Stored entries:
— start —

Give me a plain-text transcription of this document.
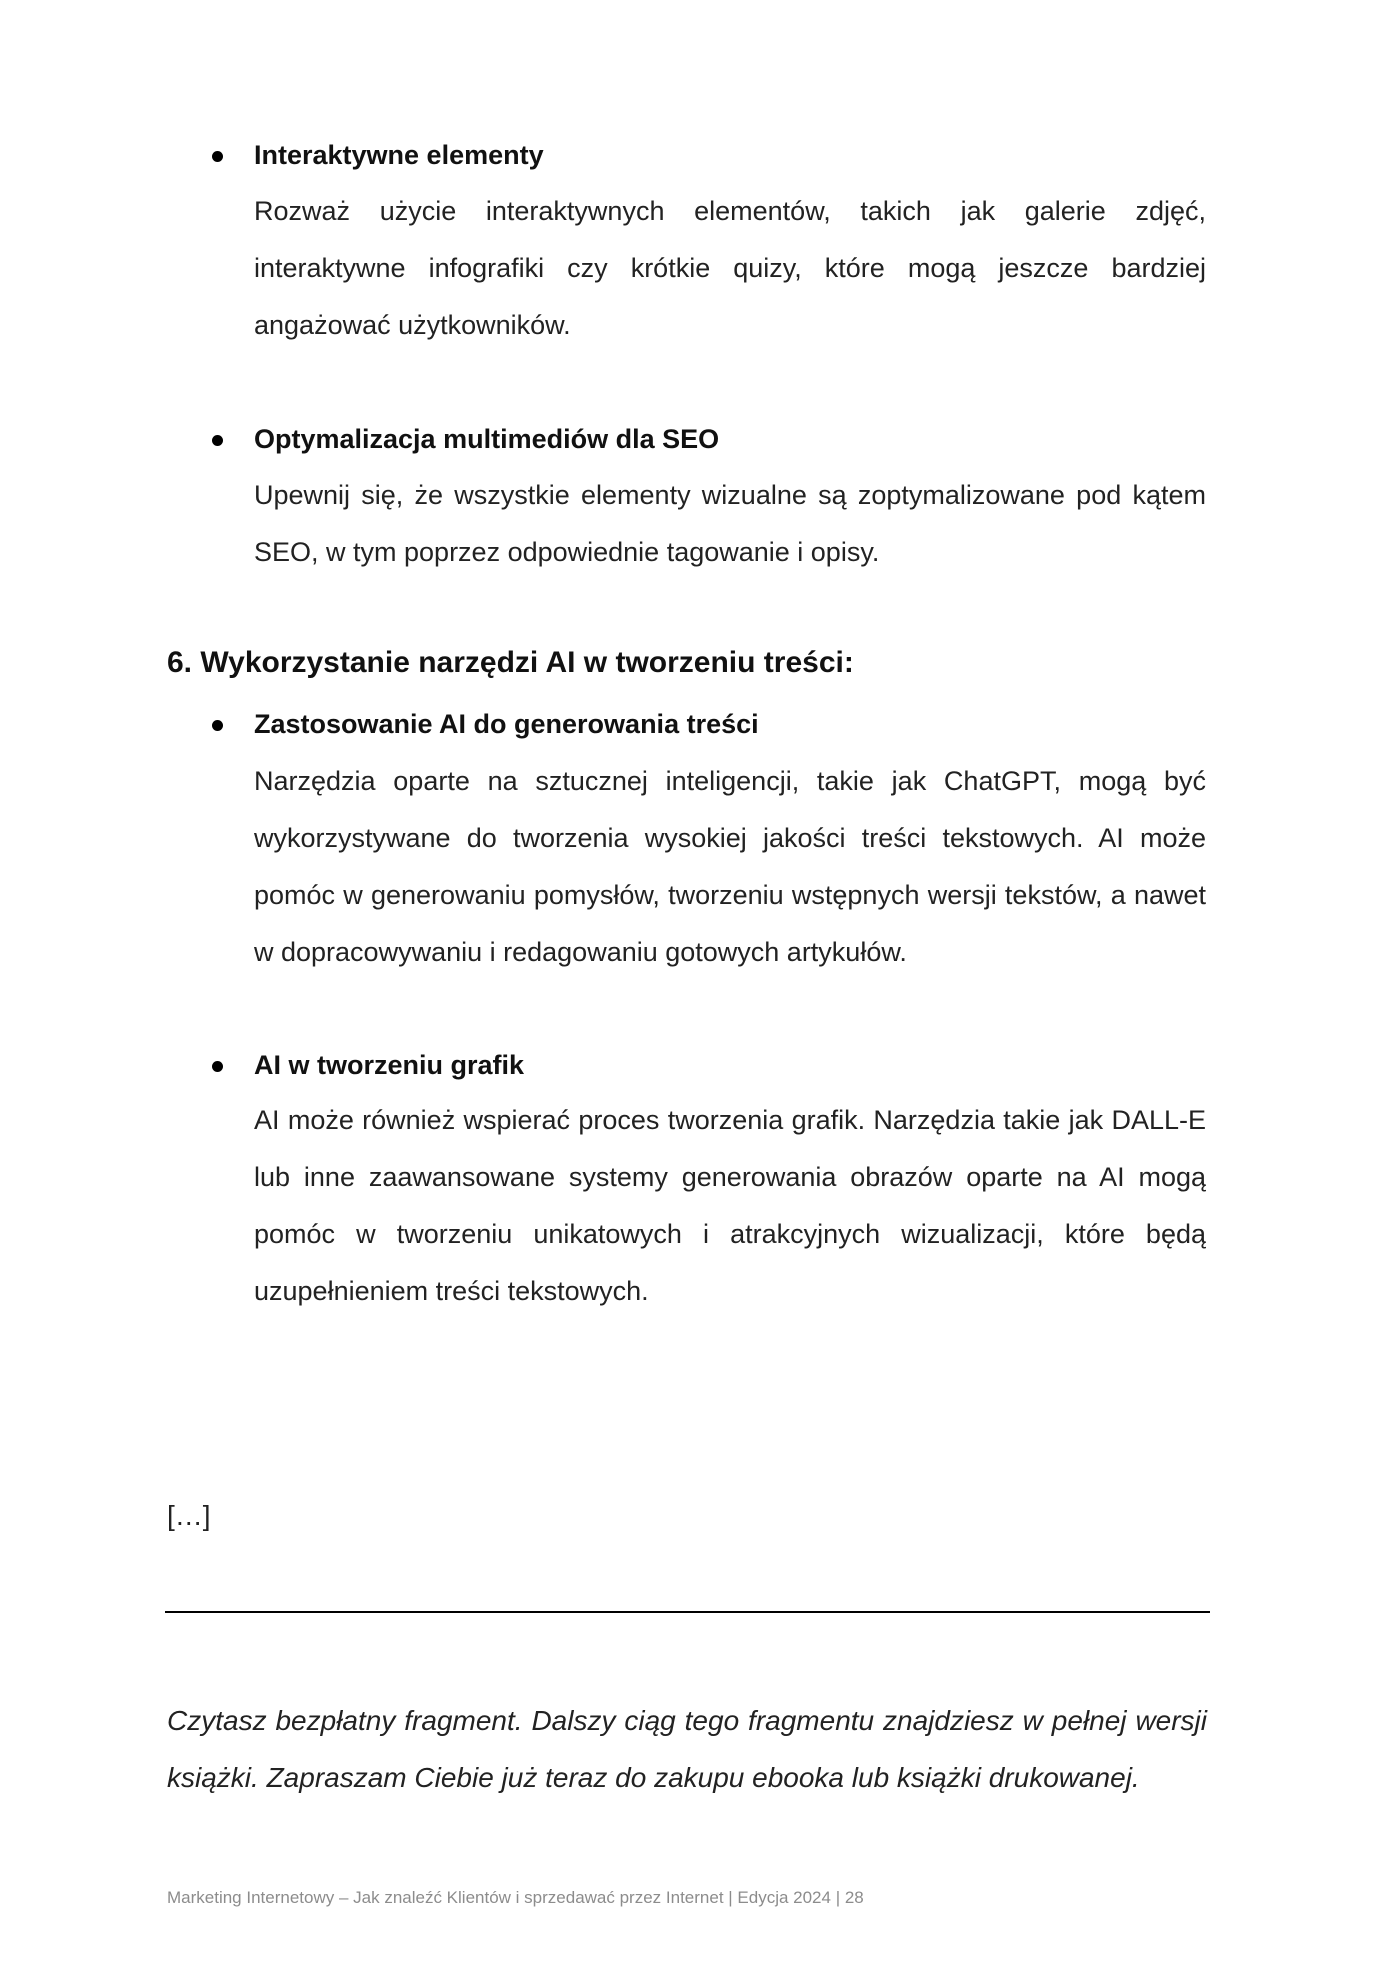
Interaktywne elementy

Rozważ użycie interaktywnych elementów, takich jak galerie zdjęć, interaktywne infografiki czy krótkie quizy, które mogą jeszcze bardziej angażować użytkowników.

Optymalizacja multimediów dla SEO

Upewnij się, że wszystkie elementy wizualne są zoptymalizowane pod kątem SEO, w tym poprzez odpowiednie tagowanie i opisy.

6. Wykorzystanie narzędzi AI w tworzeniu treści:
Zastosowanie AI do generowania treści

Narzędzia oparte na sztucznej inteligencji, takie jak ChatGPT, mogą być wykorzystywane do tworzenia wysokiej jakości treści tekstowych. AI może pomóc w generowaniu pomysłów, tworzeniu wstępnych wersji tekstów, a nawet w dopracowywaniu i redagowaniu gotowych artykułów.

AI w tworzeniu grafik

AI może również wspierać proces tworzenia grafik. Narzędzia takie jak DALL-E lub inne zaawansowane systemy generowania obrazów oparte na AI mogą pomóc w tworzeniu unikatowych i atrakcyjnych wizualizacji, które będą uzupełnieniem treści tekstowych.

[…]

Czytasz bezpłatny fragment. Dalszy ciąg tego fragmentu znajdziesz w pełnej wersji książki. Zapraszam Ciebie już teraz do zakupu ebooka lub książki drukowanej.

Marketing Internetowy – Jak znaleźć Klientów i sprzedawać przez Internet | Edycja 2024 | 28
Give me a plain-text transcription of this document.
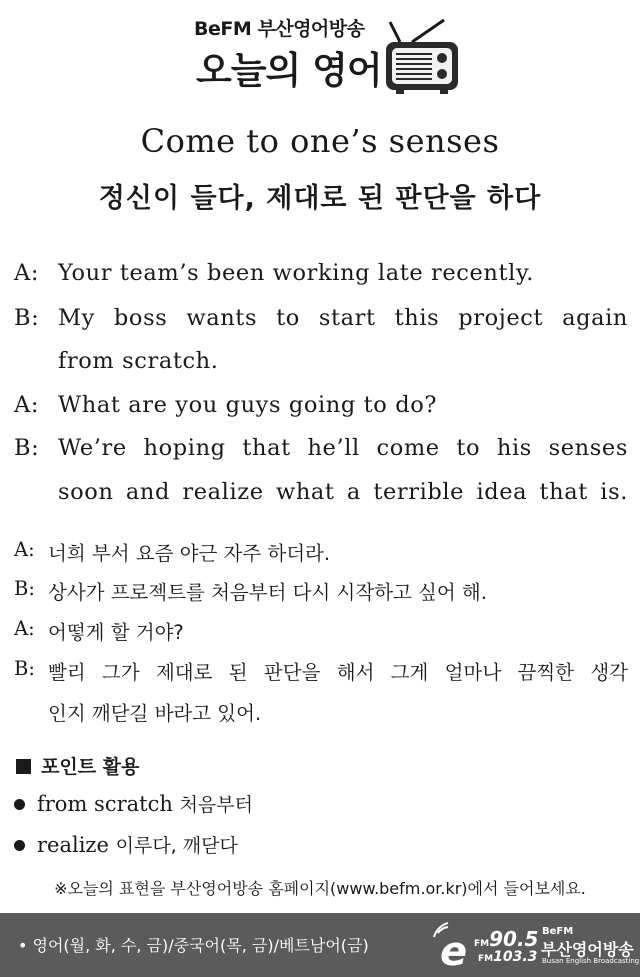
BeFM 부산영어방송
오늘의 영어
Come to one’s senses
정신이 들다, 제대로 된 판단을 하다
A: Your team’s been working late recently.
B: My boss wants to start this project again
from scratch.
A: What are you guys going to do?
B: We’re hoping that he’ll come to his senses
soon and realize what a terrible idea that is.
A: 너희 부서 요즘 야근 자주 하더라.
B: 상사가 프로젝트를 처음부터 다시 시작하고 싶어 해.
A: 어떻게 할 거야?
B: 빨리 그가 제대로 된 판단을 해서 그게 얼마나 끔찍한 생각
인지 깨닫길 바라고 있어.
포인트 활용
from scratch 처음부터
realize 이루다, 깨닫다
※오늘의 표현을 부산영어방송 홈페이지(www.befm.or.kr)에서 들어보세요.
• 영어(월, 화, 수, 금)/중국어(목, 금)/베트남어(금) e FM90.5
FM103.3
BeFM
부산영어방송
Busan English Broadcasting
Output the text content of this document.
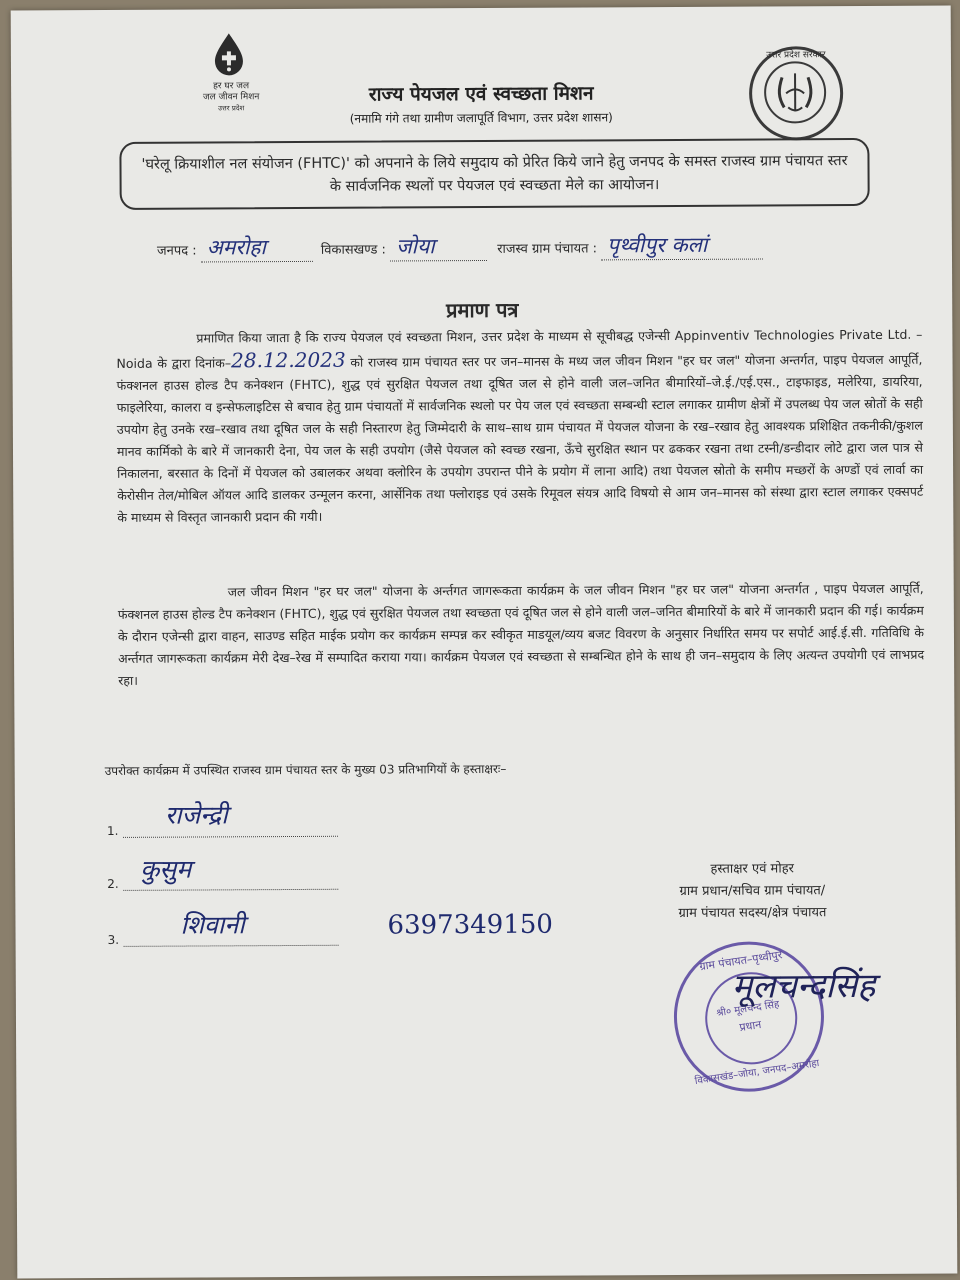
हर घर जल
जल जीवन मिशन
उत्तर प्रदेश
उत्तर प्रदेश सरकार
राज्य पेयजल एवं स्वच्छता मिशन
(नमामि गंगे तथा ग्रामीण जलापूर्ति विभाग, उत्तर प्रदेश शासन)
'घरेलू क्रियाशील नल संयोजन (FHTC)' को अपनाने के लिये समुदाय को प्रेरित किये जाने हेतु जनपद के समस्त राजस्व ग्राम पंचायत स्तर के सार्वजनिक स्थलों पर पेयजल एवं स्वच्छता मेले का आयोजन।
जनपद : अमरोहा	विकासखण्ड : जोया	राजस्व ग्राम पंचायत : पृथ्वीपुर कलां
प्रमाण पत्र
प्रमाणित किया जाता है कि राज्य पेयजल एवं स्वच्छता मिशन, उत्तर प्रदेश के माध्यम से सूचीबद्ध एजेन्सी Appinventiv Technologies Private Ltd. – Noida के द्वारा दिनांक–28.12.2023 को राजस्व ग्राम पंचायत स्तर पर जन–मानस के मध्य जल जीवन मिशन "हर घर जल" योजना अन्तर्गत, पाइप पेयजल आपूर्ति, फंक्शनल हाउस होल्ड टैप कनेक्शन (FHTC), शुद्ध एवं सुरक्षित पेयजल तथा दूषित जल से होने वाली जल–जनित बीमारियों–जे.ई./एई.एस., टाइफाइड, मलेरिया, डायरिया, फाइलेरिया, कालरा व इन्सेफलाइटिस से बचाव हेतु ग्राम पंचायतों में सार्वजनिक स्थलो पर पेय जल एवं स्वच्छता सम्बन्धी स्टाल लगाकर ग्रामीण क्षेत्रों में उपलब्ध पेय जल स्रोतों के सही उपयोग हेतु उनके रख–रखाव तथा दूषित जल के सही निस्तारण हेतु जिम्मेदारी के साथ–साथ ग्राम पंचायत में पेयजल योजना के रख–रखाव हेतु आवश्यक प्रशिक्षित तकनीकी/कुशल मानव कार्मिको के बारे में जानकारी देना, पेय जल के सही उपयोग (जैसे पेयजल को स्वच्छ रखना, ऊँचे सुरक्षित स्थान पर ढककर रखना तथा टस्नी/डन्डीदार लोटे द्वारा जल पात्र से निकालना, बरसात के दिनों में पेयजल को उबालकर अथवा क्लोरिन के उपयोग उपरान्त पीने के प्रयोग में लाना आदि) तथा पेयजल स्रोतो के समीप मच्छरों के अण्डों एवं लार्वा का केरोसीन तेल/मोबिल ऑयल आदि डालकर उन्मूलन करना, आर्सेनिक तथा फ्लोराइड एवं उसके रिमूवल संयत्र आदि विषयो से आम जन–मानस को संस्था द्वारा स्टाल लगाकर एक्सपर्ट के माध्यम से विस्तृत जानकारी प्रदान की गयी।
जल जीवन मिशन "हर घर जल" योजना के अर्न्तगत जागरूकता कार्यक्रम के जल जीवन मिशन "हर घर जल" योजना अन्तर्गत , पाइप पेयजल आपूर्ति, फंक्शनल हाउस होल्ड टैप कनेक्शन (FHTC), शुद्ध एवं सुरक्षित पेयजल तथा स्वच्छता एवं दूषित जल से होने वाली जल–जनित बीमारियों के बारे में जानकारी प्रदान की गई। कार्यक्रम के दौरान एजेन्सी द्वारा वाहन, साउण्ड सहित माईक प्रयोग कर कार्यक्रम सम्पन्न कर स्वीकृत माडयूल/व्यय बजट विवरण के अनुसार निर्धारित समय पर सपोर्ट आई.ई.सी. गतिविधि के अर्न्तगत जागरूकता कार्यक्रम मेरी देख–रेख में सम्पादित कराया गया। कार्यक्रम पेयजल एवं स्वच्छता से सम्बन्धित होने के साथ ही जन–समुदाय के लिए अत्यन्त उपयोगी एवं लाभप्रद रहा।
उपरोक्त कार्यक्रम में उपस्थित राजस्व ग्राम पंचायत स्तर के मुख्य 03 प्रतिभागियों के हस्ताक्षरः–
1.
राजेन्द्री
2.
कुसुम
3.
शिवानी	6397349150
हस्ताक्षर एवं मोहर
ग्राम प्रधान/सचिव ग्राम पंचायत/
ग्राम पंचायत सदस्य/क्षेत्र पंचायत
ग्राम पंचायत–पृथ्वीपुर
श्री० मूलचन्द सिंह
प्रधान
विकासखंड–जोया, जनपद–अमरोहा
मूलचन्दसिंह
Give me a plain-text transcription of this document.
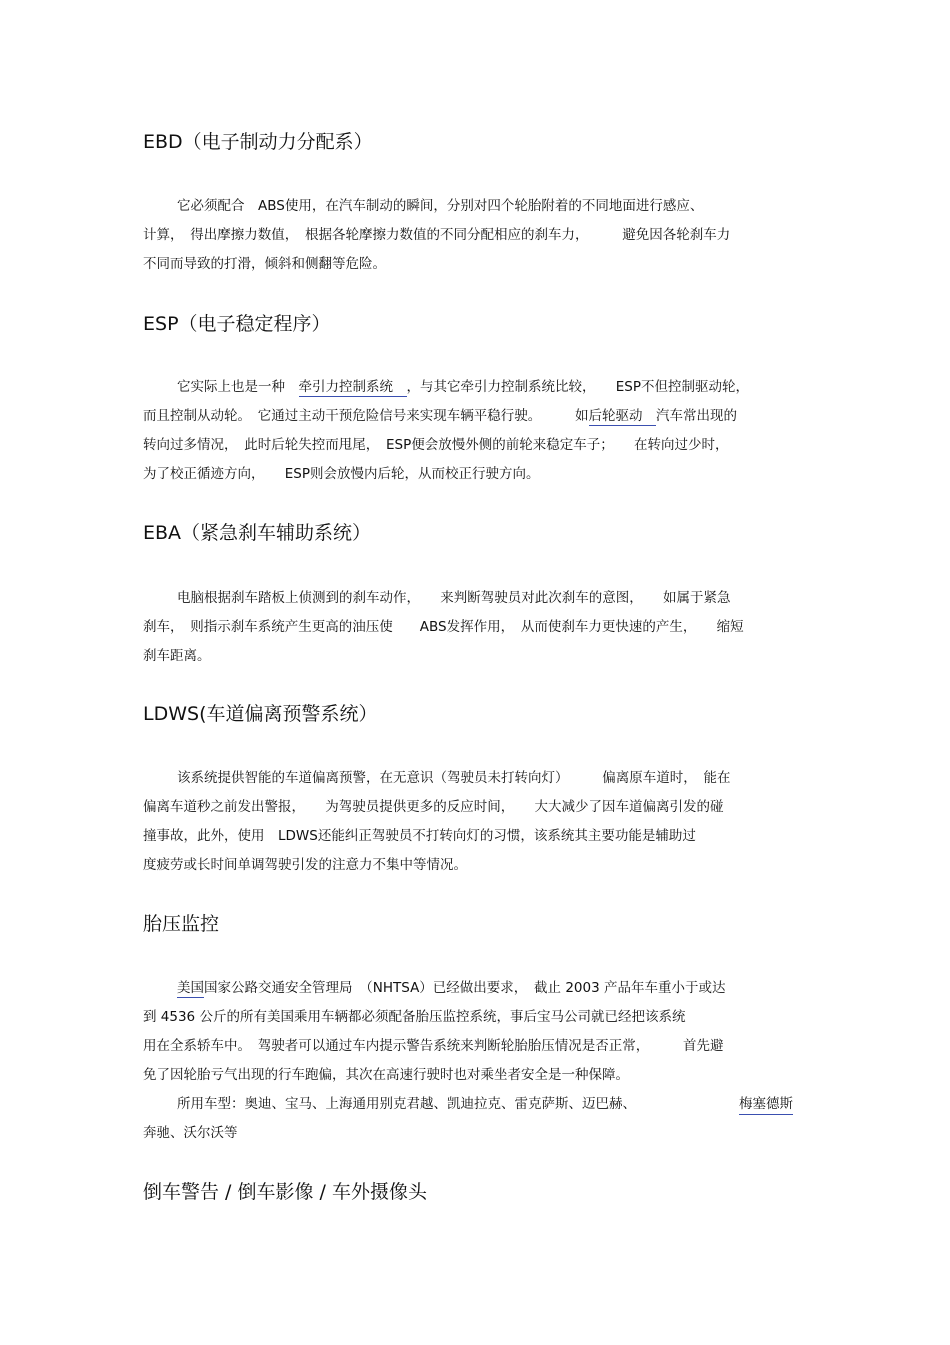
EBD（电子制动力分配系）
它必须配合　ABS使用，在汽车制动的瞬间，分别对四个轮胎附着的不同地面进行感应、
计算，　得出摩擦力数值，　根据各轮摩擦力数值的不同分配相应的刹车力，　　　避免因各轮刹车力
不同而导致的打滑，倾斜和侧翻等危险。
ESP（电子稳定程序）
它实际上也是一种　牵引力控制系统　，与其它牵引力控制系统比较，　　ESP不但控制驱动轮，
而且控制从动轮。　它通过主动干预危险信号来实现车辆平稳行驶。　　　如后轮驱动　汽车常出现的
转向过多情况，　此时后轮失控而甩尾，　ESP便会放慢外侧的前轮来稳定车子；　　在转向过少时，
为了校正循迹方向，　　ESP则会放慢内后轮，从而校正行驶方向。
EBA（紧急刹车辅助系统）
电脑根据刹车踏板上侦测到的刹车动作，　　来判断驾驶员对此次刹车的意图，　　如属于紧急
刹车，　则指示刹车系统产生更高的油压使　　ABS发挥作用，　从而使刹车力更快速的产生，　　缩短
刹车距离。
LDWS(车道偏离预警系统）
该系统提供智能的车道偏离预警，在无意识（驾驶员未打转向灯）　　　偏离原车道时，　能在
偏离车道秒之前发出警报，　　为驾驶员提供更多的反应时间，　　大大减少了因车道偏离引发的碰
撞事故，此外，使用　LDWS还能纠正驾驶员不打转向灯的习惯，该系统其主要功能是辅助过
度疲劳或长时间单调驾驶引发的注意力不集中等情况。
胎压监控
美国国家公路交通安全管理局　（NHTSA）已经做出要求，　截止 2003 产品年车重小于或达
到 4536 公斤的所有美国乘用车辆都必须配备胎压监控系统，事后宝马公司就已经把该系统
用在全系轿车中。　驾驶者可以通过车内提示警告系统来判断轮胎胎压情况是否正常，　　　首先避
免了因轮胎亏气出现的行车跑偏，其次在高速行驶时也对乘坐者安全是一种保障。
所用车型：奥迪、宝马、上海通用别克君越、凯迪拉克、雷克萨斯、迈巴赫、	梅塞德斯
奔驰、沃尔沃等
倒车警告 / 倒车影像 / 车外摄像头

— end —

--- Instructions to follow ---
Using the records above, pull out each line where the word "senses" occurs.

--- Correct result ---
Come to one’s senses
B: We’re hoping that he’ll come to his senses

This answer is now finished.